Transcribe the entries below exactly; leave every image out.

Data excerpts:
##############################
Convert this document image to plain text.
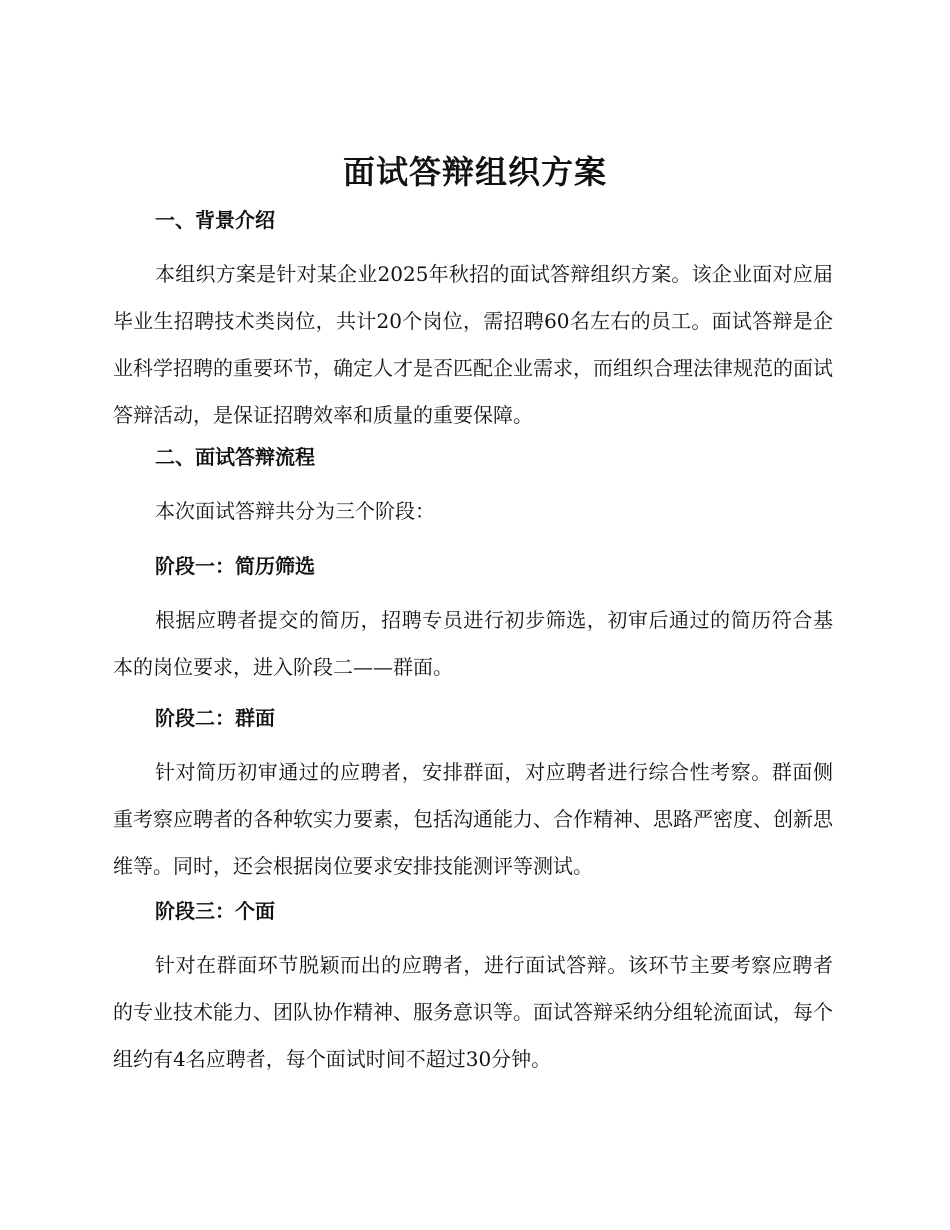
面试答辩组织方案
一、背景介绍

本组织方案是针对某企业2025年秋招的面试答辩组织方案。该企业面对应届毕业生招聘技术类岗位，共计20个岗位，需招聘60名左右的员工。面试答辩是企业科学招聘的重要环节，确定人才是否匹配企业需求，而组织合理法律规范的面试答辩活动，是保证招聘效率和质量的重要保障。

二、面试答辩流程

本次面试答辩共分为三个阶段：

阶段一：简历筛选

根据应聘者提交的简历，招聘专员进行初步筛选，初审后通过的简历符合基本的岗位要求，进入阶段二——群面。

阶段二：群面

针对简历初审通过的应聘者，安排群面，对应聘者进行综合性考察。群面侧重考察应聘者的各种软实力要素，包括沟通能力、合作精神、思路严密度、创新思维等。同时，还会根据岗位要求安排技能测评等测试。

阶段三：个面

针对在群面环节脱颖而出的应聘者，进行面试答辩。该环节主要考察应聘者的专业技术能力、团队协作精神、服务意识等。面试答辩采纳分组轮流面试，每个组约有4名应聘者，每个面试时间不超过30分钟。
##############################
▶ _ANSWER FOR THE TASK_
Convert this document image to plain text.
面试答辩组织方案
一、背景介绍

本组织方案是针对某企业2025年秋招的面试答辩组织方案。该企业面对应届毕业生招聘技术类岗位，共计20个岗位，需招聘60名左右的员工。面试答辩是企业科学招聘的重要环节，确定人才是否匹配企业需求，而组织合理法律规范的面试答辩活动，是保证招聘效率和质量的重要保障。

二、面试答辩流程

本次面试答辩共分为三个阶段：

阶段一：简历筛选

根据应聘者提交的简历，招聘专员进行初步筛选，初审后通过的简历符合基本的岗位要求，进入阶段二——群面。

阶段二：群面

针对简历初审通过的应聘者，安排群面，对应聘者进行综合性考察。群面侧重考察应聘者的各种软实力要素，包括沟通能力、合作精神、思路严密度、创新思维等。同时，还会根据岗位要求安排技能测评等测试。

阶段三：个面

针对在群面环节脱颖而出的应聘者，进行面试答辩。该环节主要考察应聘者的专业技术能力、团队协作精神、服务意识等。面试答辩采纳分组轮流面试，每个组约有4名应聘者，每个面试时间不超过30分钟。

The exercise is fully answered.